#### SHORT EXERCISE
List all lines in the material below that contain "Inactive".

□ □ □ □ □ □ □

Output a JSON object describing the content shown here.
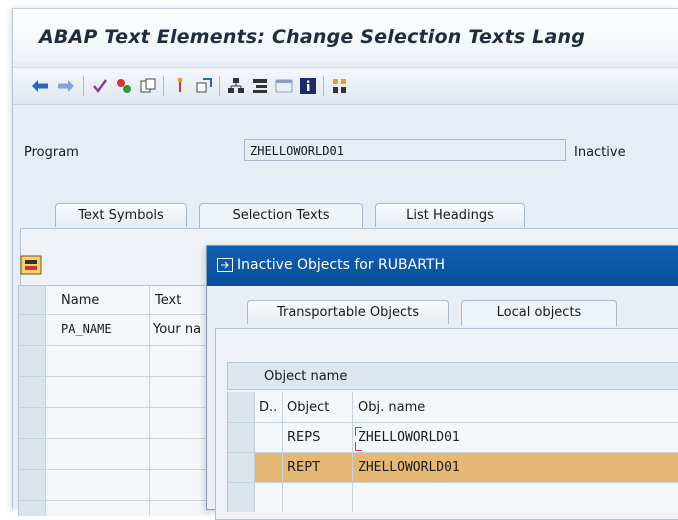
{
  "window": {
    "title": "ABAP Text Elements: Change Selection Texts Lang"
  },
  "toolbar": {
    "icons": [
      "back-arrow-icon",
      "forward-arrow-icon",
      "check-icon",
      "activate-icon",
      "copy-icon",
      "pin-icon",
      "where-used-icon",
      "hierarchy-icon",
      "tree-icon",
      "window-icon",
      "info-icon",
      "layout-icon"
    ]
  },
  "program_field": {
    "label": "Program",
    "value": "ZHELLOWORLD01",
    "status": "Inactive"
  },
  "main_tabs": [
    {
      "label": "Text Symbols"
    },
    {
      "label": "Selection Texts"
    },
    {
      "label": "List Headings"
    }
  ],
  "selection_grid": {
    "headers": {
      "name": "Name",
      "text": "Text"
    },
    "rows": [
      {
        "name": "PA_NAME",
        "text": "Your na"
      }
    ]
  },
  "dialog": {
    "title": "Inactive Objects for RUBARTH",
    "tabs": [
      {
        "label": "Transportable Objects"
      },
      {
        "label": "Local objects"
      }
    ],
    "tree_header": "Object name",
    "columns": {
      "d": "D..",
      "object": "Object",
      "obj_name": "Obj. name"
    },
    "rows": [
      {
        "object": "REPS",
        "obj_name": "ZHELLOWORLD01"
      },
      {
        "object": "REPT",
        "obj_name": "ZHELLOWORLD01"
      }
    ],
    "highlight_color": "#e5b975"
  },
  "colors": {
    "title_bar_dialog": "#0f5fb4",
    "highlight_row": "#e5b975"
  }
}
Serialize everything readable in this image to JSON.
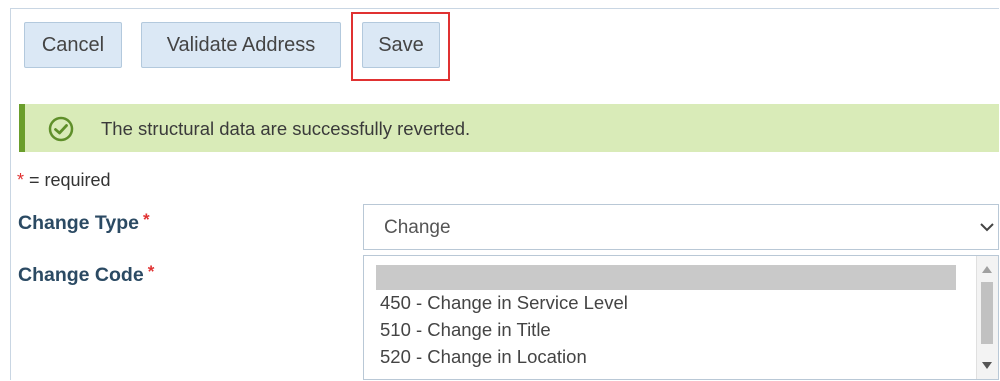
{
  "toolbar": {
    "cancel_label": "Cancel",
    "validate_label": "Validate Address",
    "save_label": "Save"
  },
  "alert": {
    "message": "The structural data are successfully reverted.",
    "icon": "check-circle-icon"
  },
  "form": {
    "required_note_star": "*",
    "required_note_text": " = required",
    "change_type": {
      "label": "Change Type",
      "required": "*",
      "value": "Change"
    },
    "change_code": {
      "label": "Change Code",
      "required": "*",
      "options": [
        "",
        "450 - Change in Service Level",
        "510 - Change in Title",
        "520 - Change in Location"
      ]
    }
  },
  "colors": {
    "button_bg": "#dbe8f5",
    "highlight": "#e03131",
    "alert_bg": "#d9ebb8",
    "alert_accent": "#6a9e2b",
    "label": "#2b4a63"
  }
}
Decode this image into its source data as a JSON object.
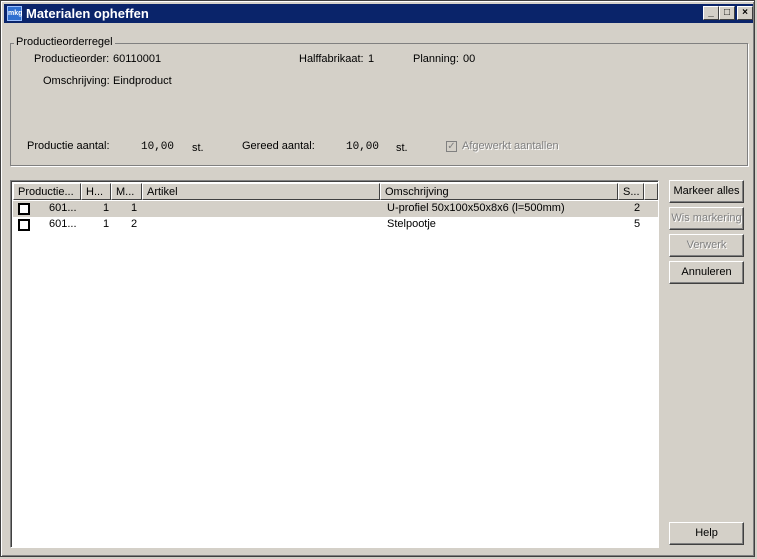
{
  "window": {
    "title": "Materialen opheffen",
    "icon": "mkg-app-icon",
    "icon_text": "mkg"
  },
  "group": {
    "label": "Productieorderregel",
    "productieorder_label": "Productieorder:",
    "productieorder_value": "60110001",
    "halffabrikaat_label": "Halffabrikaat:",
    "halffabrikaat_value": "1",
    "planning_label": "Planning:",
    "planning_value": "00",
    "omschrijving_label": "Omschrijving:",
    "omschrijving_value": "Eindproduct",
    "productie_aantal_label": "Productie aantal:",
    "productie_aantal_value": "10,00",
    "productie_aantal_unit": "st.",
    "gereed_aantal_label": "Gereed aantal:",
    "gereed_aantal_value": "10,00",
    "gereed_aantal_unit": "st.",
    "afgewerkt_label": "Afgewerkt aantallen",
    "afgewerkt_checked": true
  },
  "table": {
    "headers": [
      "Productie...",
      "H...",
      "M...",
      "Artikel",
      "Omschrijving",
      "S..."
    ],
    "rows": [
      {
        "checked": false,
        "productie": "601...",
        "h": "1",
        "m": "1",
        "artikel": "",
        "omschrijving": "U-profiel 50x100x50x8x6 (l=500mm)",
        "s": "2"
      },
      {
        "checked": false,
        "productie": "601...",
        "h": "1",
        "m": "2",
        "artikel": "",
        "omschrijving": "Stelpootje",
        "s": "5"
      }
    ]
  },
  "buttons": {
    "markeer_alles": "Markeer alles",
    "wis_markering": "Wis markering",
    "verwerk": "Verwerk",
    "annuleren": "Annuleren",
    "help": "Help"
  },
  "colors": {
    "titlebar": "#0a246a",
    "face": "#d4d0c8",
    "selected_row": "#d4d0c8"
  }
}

□ □ □ □ □ □ □

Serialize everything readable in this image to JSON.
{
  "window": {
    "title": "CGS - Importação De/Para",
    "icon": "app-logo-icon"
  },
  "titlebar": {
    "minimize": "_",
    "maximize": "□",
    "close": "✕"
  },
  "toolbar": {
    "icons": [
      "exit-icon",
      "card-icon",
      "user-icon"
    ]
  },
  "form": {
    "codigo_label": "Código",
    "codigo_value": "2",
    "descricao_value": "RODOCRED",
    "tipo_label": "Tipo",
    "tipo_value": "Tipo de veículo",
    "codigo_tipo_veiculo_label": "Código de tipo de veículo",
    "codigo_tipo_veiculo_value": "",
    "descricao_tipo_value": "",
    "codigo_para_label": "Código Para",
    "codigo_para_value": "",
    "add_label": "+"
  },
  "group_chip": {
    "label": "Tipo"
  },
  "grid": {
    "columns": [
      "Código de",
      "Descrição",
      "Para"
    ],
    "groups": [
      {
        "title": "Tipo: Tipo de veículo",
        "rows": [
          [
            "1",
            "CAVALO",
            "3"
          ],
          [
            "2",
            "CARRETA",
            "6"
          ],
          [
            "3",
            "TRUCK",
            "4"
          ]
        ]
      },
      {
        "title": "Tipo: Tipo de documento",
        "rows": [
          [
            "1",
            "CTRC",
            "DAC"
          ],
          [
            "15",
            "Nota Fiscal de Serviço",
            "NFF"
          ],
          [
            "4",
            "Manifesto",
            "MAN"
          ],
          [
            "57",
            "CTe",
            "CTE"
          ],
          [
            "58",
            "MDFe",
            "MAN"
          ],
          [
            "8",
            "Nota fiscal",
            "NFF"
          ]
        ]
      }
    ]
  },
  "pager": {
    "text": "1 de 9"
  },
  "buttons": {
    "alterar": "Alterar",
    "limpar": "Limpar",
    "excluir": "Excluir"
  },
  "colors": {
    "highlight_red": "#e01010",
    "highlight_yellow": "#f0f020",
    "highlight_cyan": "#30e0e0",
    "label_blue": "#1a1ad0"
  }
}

□ □ □ □ □ □ □

#### ANSWER FOR THE TASK
    "status": "Inactive"
    "title": "Inactive Objects for RUBARTH",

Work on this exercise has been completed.